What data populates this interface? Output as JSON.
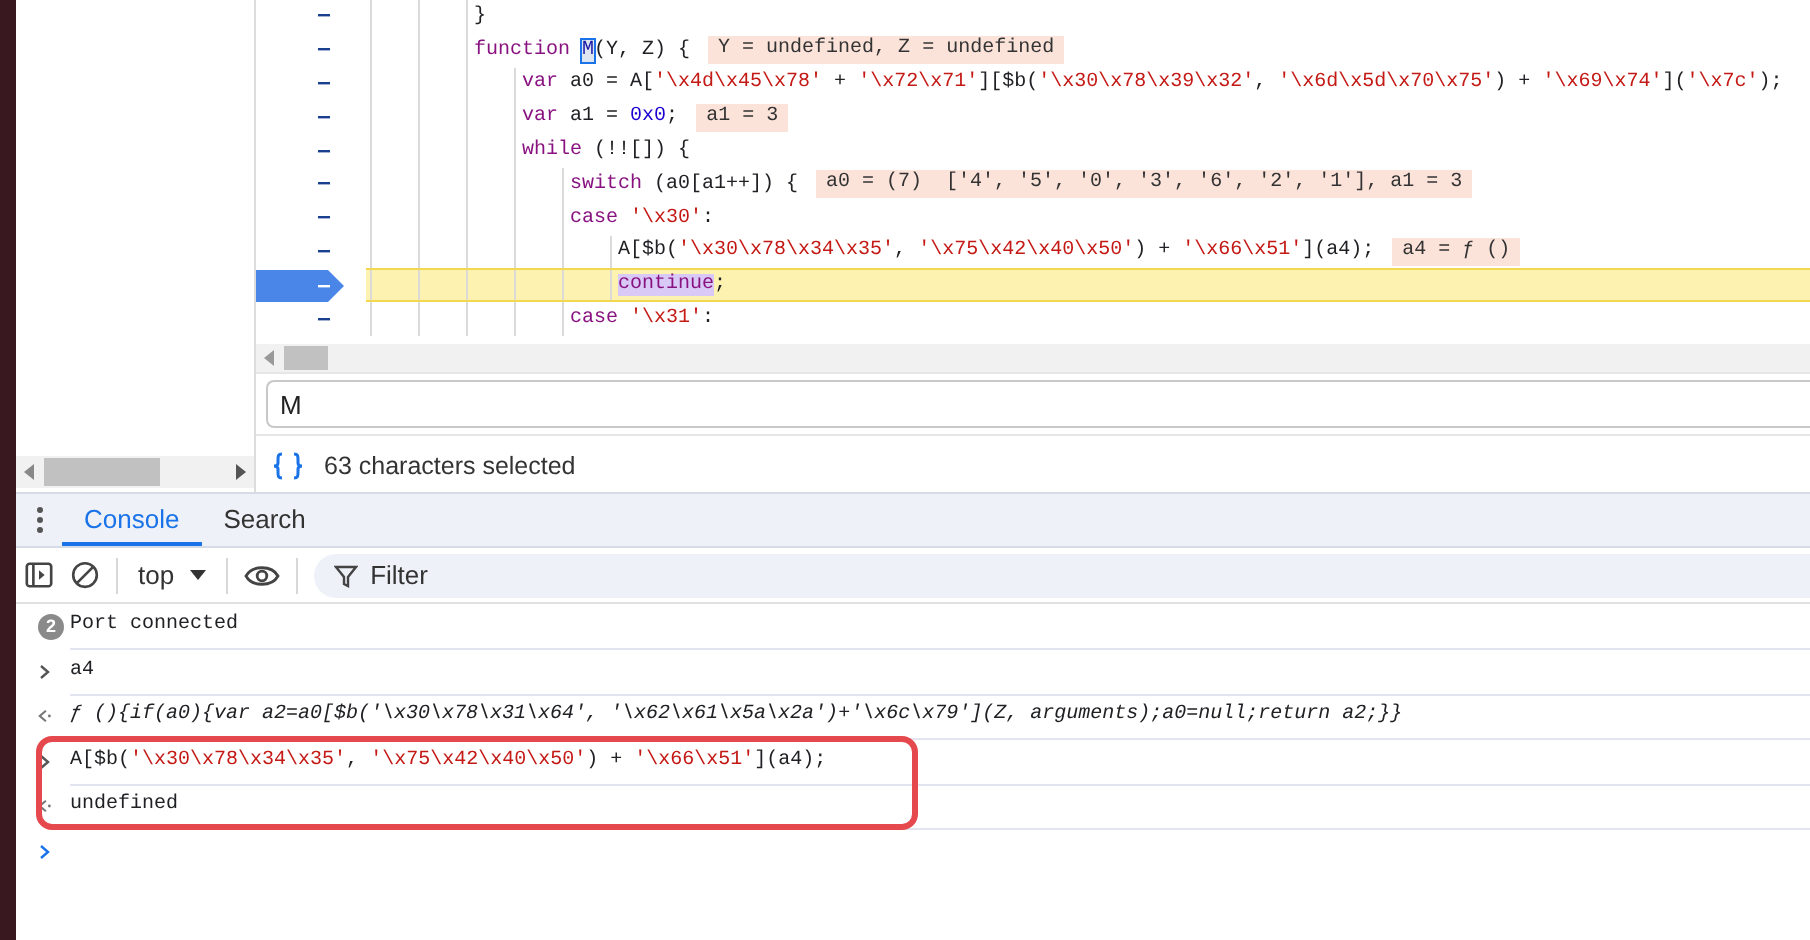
{
  "editor": {
    "lines": [
      {
        "current": false,
        "tokens": [
          {
            "text": "}",
            "kind": "plain"
          }
        ]
      },
      {
        "current": false,
        "tokens": [
          {
            "text": "function ",
            "kind": "keyword"
          },
          {
            "text": "M",
            "kind": "match"
          },
          {
            "text": "(Y, Z) {",
            "kind": "plain"
          }
        ],
        "inline_value": "Y = undefined, Z = undefined",
        "children": [
          {
            "current": false,
            "tokens": [
              {
                "text": "var",
                "kind": "keyword"
              },
              {
                "text": " a0 = A[",
                "kind": "plain"
              },
              {
                "text": "'\\x4d\\x45\\x78'",
                "kind": "string"
              },
              {
                "text": " + ",
                "kind": "plain"
              },
              {
                "text": "'\\x72\\x71'",
                "kind": "string"
              },
              {
                "text": "][$b(",
                "kind": "plain"
              },
              {
                "text": "'\\x30\\x78\\x39\\x32'",
                "kind": "string"
              },
              {
                "text": ", ",
                "kind": "plain"
              },
              {
                "text": "'\\x6d\\x5d\\x70\\x75'",
                "kind": "string"
              },
              {
                "text": ") + ",
                "kind": "plain"
              },
              {
                "text": "'\\x69\\x74'",
                "kind": "string"
              },
              {
                "text": "](",
                "kind": "plain"
              },
              {
                "text": "'\\x7c'",
                "kind": "string"
              },
              {
                "text": ");",
                "kind": "plain"
              }
            ]
          },
          {
            "current": false,
            "tokens": [
              {
                "text": "var",
                "kind": "keyword"
              },
              {
                "text": " a1 = ",
                "kind": "plain"
              },
              {
                "text": "0x0",
                "kind": "number"
              },
              {
                "text": ";",
                "kind": "plain"
              }
            ],
            "inline_value": "a1 = 3"
          },
          {
            "current": false,
            "tokens": [
              {
                "text": "while",
                "kind": "keyword"
              },
              {
                "text": " (!![]) {",
                "kind": "plain"
              }
            ],
            "children": [
              {
                "current": false,
                "tokens": [
                  {
                    "text": "switch",
                    "kind": "keyword"
                  },
                  {
                    "text": " (a0[a1++]) {",
                    "kind": "plain"
                  }
                ],
                "inline_value": "a0 = (7)  ['4', '5', '0', '3', '6', '2', '1'], a1 = 3"
              },
              {
                "current": false,
                "tokens": [
                  {
                    "text": "case ",
                    "kind": "keyword"
                  },
                  {
                    "text": "'\\x30'",
                    "kind": "string"
                  },
                  {
                    "text": ":",
                    "kind": "plain"
                  }
                ],
                "children": [
                  {
                    "current": false,
                    "tokens": [
                      {
                        "text": "A[$b(",
                        "kind": "plain"
                      },
                      {
                        "text": "'\\x30\\x78\\x34\\x35'",
                        "kind": "string"
                      },
                      {
                        "text": ", ",
                        "kind": "plain"
                      },
                      {
                        "text": "'\\x75\\x42\\x40\\x50'",
                        "kind": "string"
                      },
                      {
                        "text": ") + ",
                        "kind": "plain"
                      },
                      {
                        "text": "'\\x66\\x51'",
                        "kind": "string"
                      },
                      {
                        "text": "](a4);",
                        "kind": "plain"
                      }
                    ],
                    "inline_value": "a4 = ƒ ()"
                  },
                  {
                    "current": true,
                    "tokens": [
                      {
                        "text": "continue",
                        "kind": "selected"
                      },
                      {
                        "text": ";",
                        "kind": "plain"
                      }
                    ]
                  }
                ]
              },
              {
                "current": false,
                "tokens": [
                  {
                    "text": "case ",
                    "kind": "keyword"
                  },
                  {
                    "text": "'\\x31'",
                    "kind": "string"
                  },
                  {
                    "text": ":",
                    "kind": "plain"
                  }
                ]
              }
            ]
          }
        ]
      }
    ],
    "search": {
      "value": "M"
    },
    "status": {
      "text": "63 characters selected"
    }
  },
  "drawer": {
    "tabs": [
      {
        "label": "Console",
        "selected": true
      },
      {
        "label": "Search",
        "selected": false
      }
    ]
  },
  "console": {
    "toolbar": {
      "context": "top",
      "filter_placeholder": "Filter"
    },
    "messages": [
      {
        "kind": "log",
        "count": "2",
        "text": "Port connected",
        "framed": false
      },
      {
        "kind": "command",
        "tokens": [
          {
            "text": "a4",
            "kind": "plain"
          }
        ],
        "framed": false
      },
      {
        "kind": "function-result",
        "text": "ƒ (){if(a0){var a2=a0[$b('\\x30\\x78\\x31\\x64', '\\x62\\x61\\x5a\\x2a')+'\\x6c\\x79'](Z, arguments);a0=null;return a2;}}",
        "framed": false
      },
      {
        "kind": "command",
        "tokens": [
          {
            "text": "A[$b(",
            "kind": "plain"
          },
          {
            "text": "'\\x30\\x78\\x34\\x35'",
            "kind": "string"
          },
          {
            "text": ", ",
            "kind": "plain"
          },
          {
            "text": "'\\x75\\x42\\x40\\x50'",
            "kind": "string"
          },
          {
            "text": ") + ",
            "kind": "plain"
          },
          {
            "text": "'\\x66\\x51'",
            "kind": "string"
          },
          {
            "text": "](a4);",
            "kind": "plain"
          }
        ],
        "framed": true
      },
      {
        "kind": "undefined-result",
        "text": "undefined",
        "framed": true
      },
      {
        "kind": "prompt",
        "framed": false
      }
    ]
  }
}
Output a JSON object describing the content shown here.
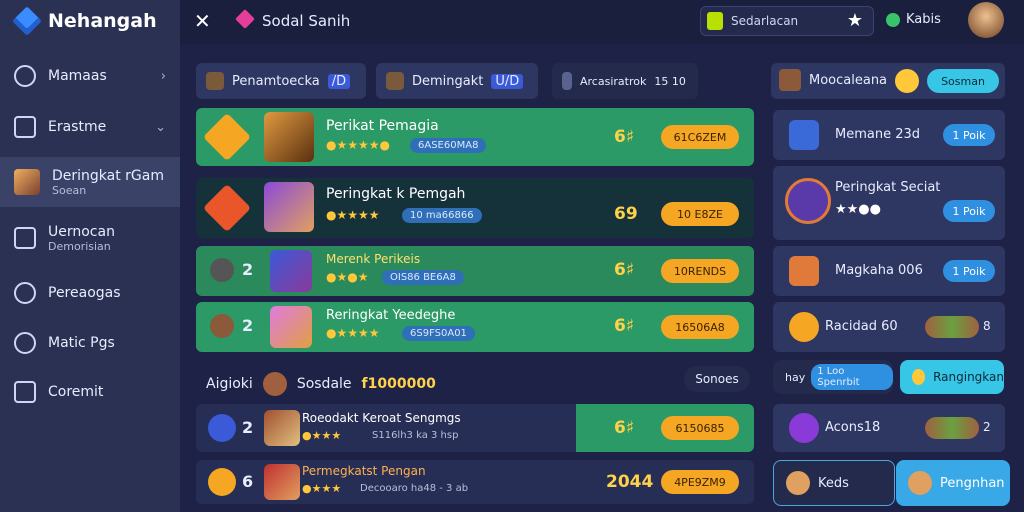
{
  "app": {
    "name": "Nehangah"
  },
  "sidebar": {
    "items": [
      {
        "label": "Mamaas"
      },
      {
        "label": "Erastme"
      },
      {
        "label": "Deringkat rGam",
        "sub": "Soean"
      },
      {
        "label": "Uernocan",
        "sub": "Demorisian"
      },
      {
        "label": "Pereaogas"
      },
      {
        "label": "Matic Pgs"
      },
      {
        "label": "Coremit"
      }
    ]
  },
  "topbar": {
    "title": "Sodal Sanih",
    "search_text": "Sedarlacan",
    "kaibs": "Kabis"
  },
  "filters": [
    {
      "label": "Penamtoecka",
      "extra": "/D"
    },
    {
      "label": "Demingakt",
      "extra": "U/D"
    },
    {
      "label": "Arcasiratrok",
      "nums": "15  10"
    }
  ],
  "rows": [
    {
      "title": "Perikat Pemagia",
      "tag": "6ASE60MA8",
      "score": "6♯",
      "btn": "61C6ZEM"
    },
    {
      "title": "Peringkat k Pemgah",
      "tag": "10 ma66866",
      "score": "69",
      "btn": "10 E8ZE"
    },
    {
      "rank": "2",
      "title": "Merenk Perikeis",
      "tag": "OIS86 BE6A8",
      "score": "6♯",
      "btn": "10RENDS"
    },
    {
      "rank": "2",
      "title": "Reringkat Yeedeghe",
      "tag": "6S9FS0A01",
      "score": "6♯",
      "btn": "16506A8"
    }
  ],
  "mid": {
    "label": "Aigioki",
    "name": "Sosdale",
    "value": "f1000000",
    "btn": "Sonoes"
  },
  "lower_rows": [
    {
      "rank": "2",
      "title": "Roeodakt Keroat Sengmgs",
      "sub": "S116lh3 ka  3 hsp",
      "score": "6♯",
      "btn": "6150685"
    },
    {
      "rank": "6",
      "title": "Permegkatst Pengan",
      "sub": "Decooaro ha48 - 3 ab",
      "score": "2044",
      "btn": "4PE9ZM9"
    }
  ],
  "right": {
    "header": "Moocaleana",
    "header_btn": "Sosman",
    "cards": [
      {
        "title": "Memane 23d",
        "pill": "1 Poik"
      },
      {
        "title": "Peringkat Seciat",
        "pill": "1 Poik"
      },
      {
        "title": "Magkaha 006",
        "pill": "1 Poik"
      },
      {
        "title": "Racidad 60",
        "num": "8"
      },
      {
        "title": "Acons18",
        "num": "2"
      }
    ],
    "mid_left": "hay",
    "mid_tag": "1 Loo Spenrbit",
    "mid_btn": "Rangingkan",
    "bottom": [
      {
        "label": "Keds"
      },
      {
        "label": "Pengnhan"
      }
    ]
  }
}
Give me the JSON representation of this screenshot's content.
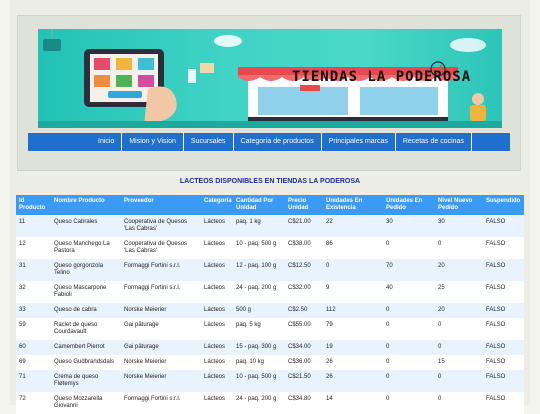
{
  "banner": {
    "title": "TIENDAS LA PODEROSA"
  },
  "nav": {
    "items": [
      "Inicio",
      "Mision y Vision",
      "Sucursales",
      "Categoría de productos",
      "Principales marcas",
      "Recetas de cocinas"
    ]
  },
  "page": {
    "title": "LACTEOS DISPONIBLES EN TIENDAS LA PODEROSA"
  },
  "table": {
    "headers": [
      "Id Producto",
      "Nombre Producto",
      "Proveedor",
      "Categoría",
      "Cantidad Por Unidad",
      "Precio Unidad",
      "Unidades En Existencia",
      "Unidades En Pedido",
      "Nivel Nuevo Pedido",
      "Suspendido"
    ],
    "rows": [
      [
        "11",
        "Queso Cabrales",
        "Cooperativa de Quesos 'Las Cabras'",
        "Lácteos",
        "paq. 1 kg",
        "C$21.00",
        "22",
        "30",
        "30",
        "FALSO"
      ],
      [
        "12",
        "Queso Manchego La Pastora",
        "Cooperativa de Quesos 'Las Cabras'",
        "Lácteos",
        "10 - paq. 500 g",
        "C$38.00",
        "86",
        "0",
        "0",
        "FALSO"
      ],
      [
        "31",
        "Queso gorgonzola Telino",
        "Formaggi Fortini s.r.l.",
        "Lácteos",
        "12 - paq. 100 g",
        "C$12.50",
        "0",
        "70",
        "20",
        "FALSO"
      ],
      [
        "32",
        "Queso Mascarpone Fabioli",
        "Formaggi Fortini s.r.l.",
        "Lácteos",
        "24 - paq. 200 g",
        "C$32.00",
        "9",
        "40",
        "25",
        "FALSO"
      ],
      [
        "33",
        "Queso de cabra",
        "Norske Meierier",
        "Lácteos",
        "500 g",
        "C$2.50",
        "112",
        "0",
        "20",
        "FALSO"
      ],
      [
        "59",
        "Raclet de queso Courdavault",
        "Gai pâturage",
        "Lácteos",
        "paq. 5 kg",
        "C$55.00",
        "79",
        "0",
        "0",
        "FALSO"
      ],
      [
        "60",
        "Camembert Pierrot",
        "Gai pâturage",
        "Lácteos",
        "15 - paq. 300 g",
        "C$34.00",
        "19",
        "0",
        "0",
        "FALSO"
      ],
      [
        "69",
        "Queso Gudbrandsdals",
        "Norske Meierier",
        "Lácteos",
        "paq. 10 kg",
        "C$36.00",
        "26",
        "0",
        "15",
        "FALSO"
      ],
      [
        "71",
        "Crema de queso Fløtemys",
        "Norske Meierier",
        "Lácteos",
        "10 - paq. 500 g",
        "C$21.50",
        "26",
        "0",
        "0",
        "FALSO"
      ],
      [
        "72",
        "Queso Mozzarella Giovanni",
        "Formaggi Fortini s.r.l.",
        "Lácteos",
        "24 - paq. 200 g",
        "C$34.80",
        "14",
        "0",
        "0",
        "FALSO"
      ]
    ]
  },
  "colors": {
    "nav": "#1f6fd0",
    "table_header": "#3a9bf6",
    "title": "#1a2d8f",
    "banner": "#2cc5b8"
  }
}
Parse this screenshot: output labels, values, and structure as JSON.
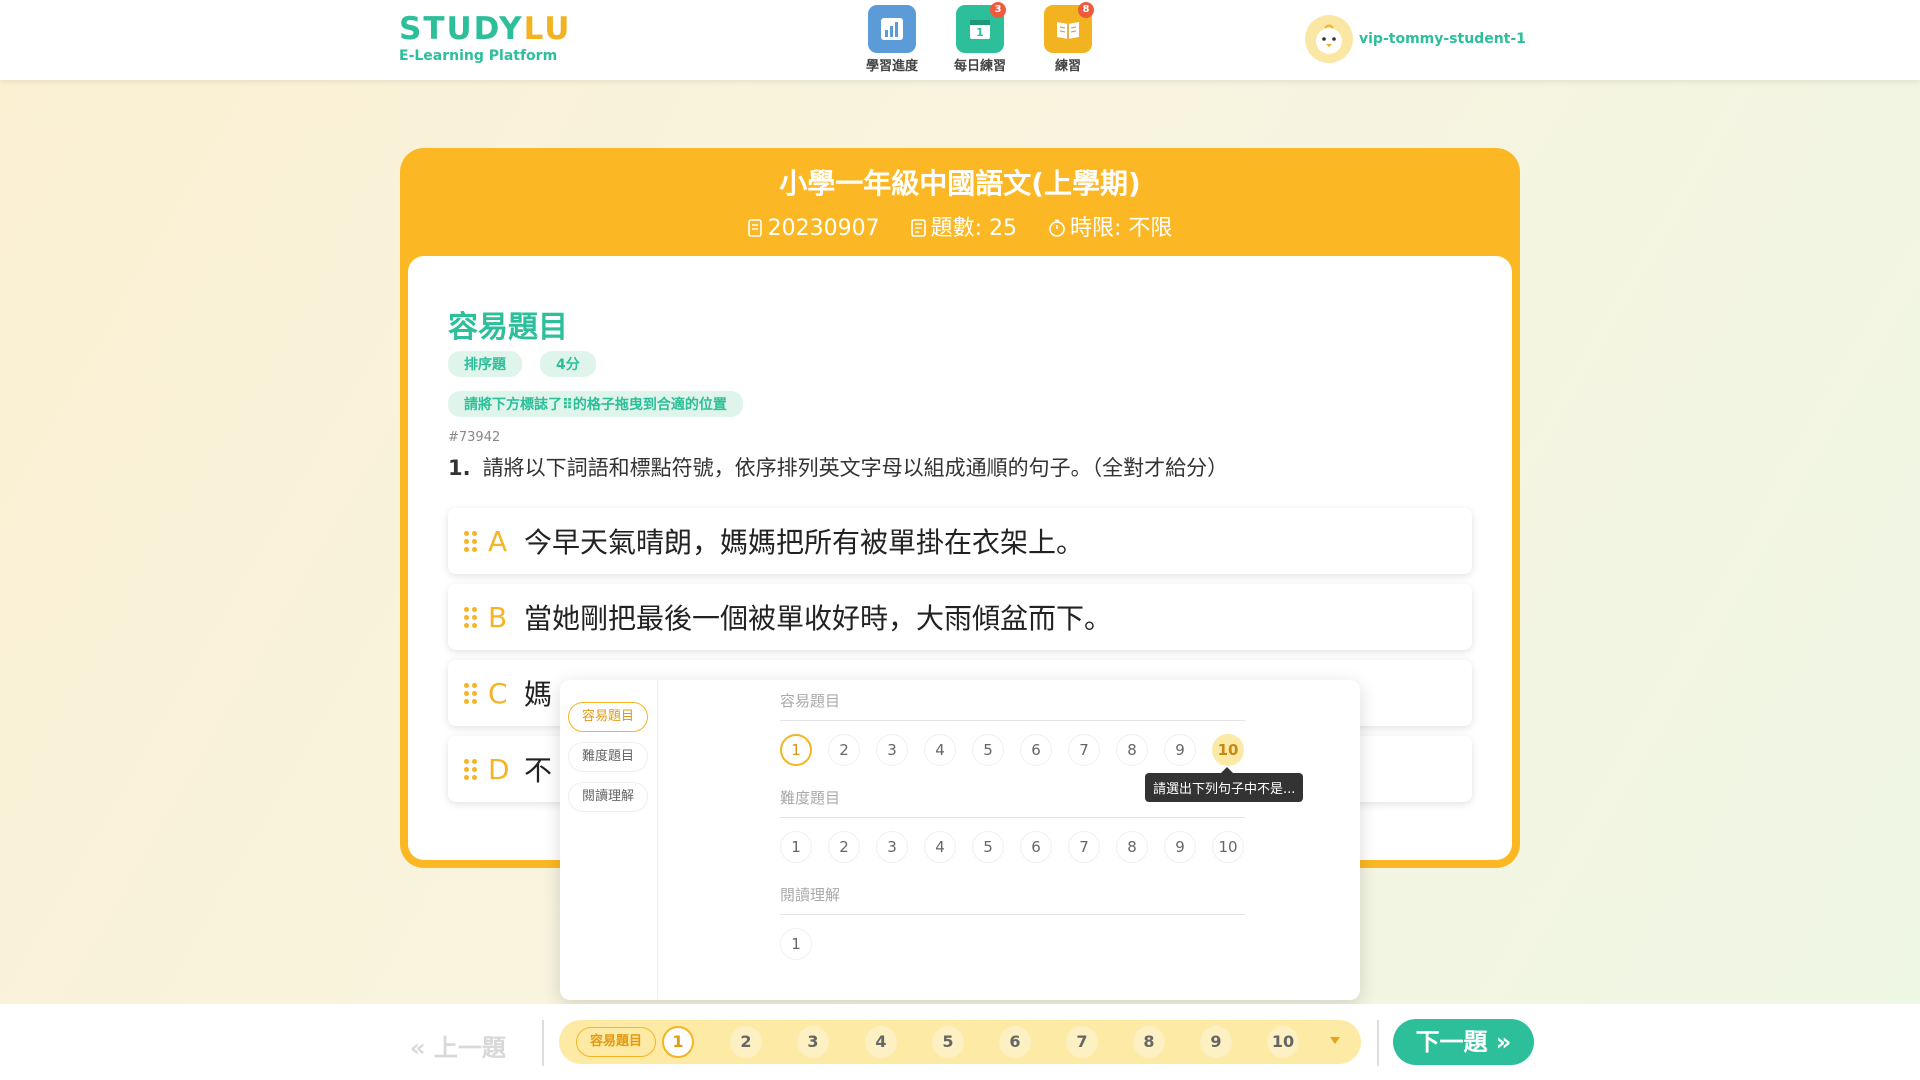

········

Short task: Search the entries for the word "PODEROSA", then gather every line that has it.

Right answer:
    "title": "TIENDAS LA PODEROSA"
    "title": "LACTEOS DISPONIBLES EN TIENDAS LA PODEROSA"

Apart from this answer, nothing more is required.